▸ DIRECTION
Copy out all of the data exactly as it appears.

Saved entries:
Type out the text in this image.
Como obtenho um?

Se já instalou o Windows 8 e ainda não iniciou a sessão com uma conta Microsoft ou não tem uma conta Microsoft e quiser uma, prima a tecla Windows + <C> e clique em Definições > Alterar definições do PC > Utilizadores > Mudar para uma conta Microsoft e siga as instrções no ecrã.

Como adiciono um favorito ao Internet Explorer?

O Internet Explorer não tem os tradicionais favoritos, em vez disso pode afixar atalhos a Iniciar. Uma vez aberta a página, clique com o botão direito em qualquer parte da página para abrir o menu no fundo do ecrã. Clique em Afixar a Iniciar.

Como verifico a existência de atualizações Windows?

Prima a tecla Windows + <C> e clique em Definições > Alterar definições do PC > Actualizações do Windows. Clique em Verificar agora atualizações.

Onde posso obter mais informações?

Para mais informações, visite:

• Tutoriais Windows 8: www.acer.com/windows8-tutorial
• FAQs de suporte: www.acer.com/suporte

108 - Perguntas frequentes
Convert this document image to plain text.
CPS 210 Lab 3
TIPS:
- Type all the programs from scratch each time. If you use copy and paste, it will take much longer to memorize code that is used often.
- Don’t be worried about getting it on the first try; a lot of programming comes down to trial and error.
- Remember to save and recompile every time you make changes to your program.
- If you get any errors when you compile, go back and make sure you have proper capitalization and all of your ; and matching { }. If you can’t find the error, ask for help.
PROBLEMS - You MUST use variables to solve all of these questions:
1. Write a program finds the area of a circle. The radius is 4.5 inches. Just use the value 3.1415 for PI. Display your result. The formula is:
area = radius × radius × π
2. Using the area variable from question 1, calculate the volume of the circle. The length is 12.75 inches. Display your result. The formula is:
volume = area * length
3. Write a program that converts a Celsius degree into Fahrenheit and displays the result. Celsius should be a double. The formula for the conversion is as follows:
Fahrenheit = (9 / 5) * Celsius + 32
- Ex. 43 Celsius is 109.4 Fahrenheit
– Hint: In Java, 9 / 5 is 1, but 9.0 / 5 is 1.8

▸ COMPLETE ANSWER
Type out the text in this image.
Como obtenho um?

Se já instalou o Windows 8 e ainda não iniciou a sessão com uma conta Microsoft ou não tem uma conta Microsoft e quiser uma, prima a tecla Windows + <C> e clique em Definições > Alterar definições do PC > Utilizadores > Mudar para uma conta Microsoft e siga as instrções no ecrã.

Como adiciono um favorito ao Internet Explorer?

O Internet Explorer não tem os tradicionais favoritos, em vez disso pode afixar atalhos a Iniciar. Uma vez aberta a página, clique com o botão direito em qualquer parte da página para abrir o menu no fundo do ecrã. Clique em Afixar a Iniciar.

Como verifico a existência de atualizações Windows?

Prima a tecla Windows + <C> e clique em Definições > Alterar definições do PC > Actualizações do Windows. Clique em Verificar agora atualizações.

Onde posso obter mais informações?

Para mais informações, visite:

• Tutoriais Windows 8: www.acer.com/windows8-tutorial
• FAQs de suporte: www.acer.com/suporte

108 - Perguntas frequentes
Convert this document image to plain text.
CPS 210 Lab 3
TIPS:
- Type all the programs from scratch each time. If you use copy and paste, it will take much longer to memorize code that is used often.
- Don’t be worried about getting it on the first try; a lot of programming comes down to trial and error.
- Remember to save and recompile every time you make changes to your program.
- If you get any errors when you compile, go back and make sure you have proper capitalization and all of your ; and matching { }. If you can’t find the error, ask for help.
PROBLEMS - You MUST use variables to solve all of these questions:
1. Write a program finds the area of a circle. The radius is 4.5 inches. Just use the value 3.1415 for PI. Display your result. The formula is:
area = radius × radius × π
2. Using the area variable from question 1, calculate the volume of the circle. The length is 12.75 inches. Display your result. The formula is:
volume = area * length
3. Write a program that converts a Celsius degree into Fahrenheit and displays the result. Celsius should be a double. The formula for the conversion is as follows:
Fahrenheit = (9 / 5) * Celsius + 32
- Ex. 43 Celsius is 109.4 Fahrenheit
– Hint: In Java, 9 / 5 is 1, but 9.0 / 5 is 1.8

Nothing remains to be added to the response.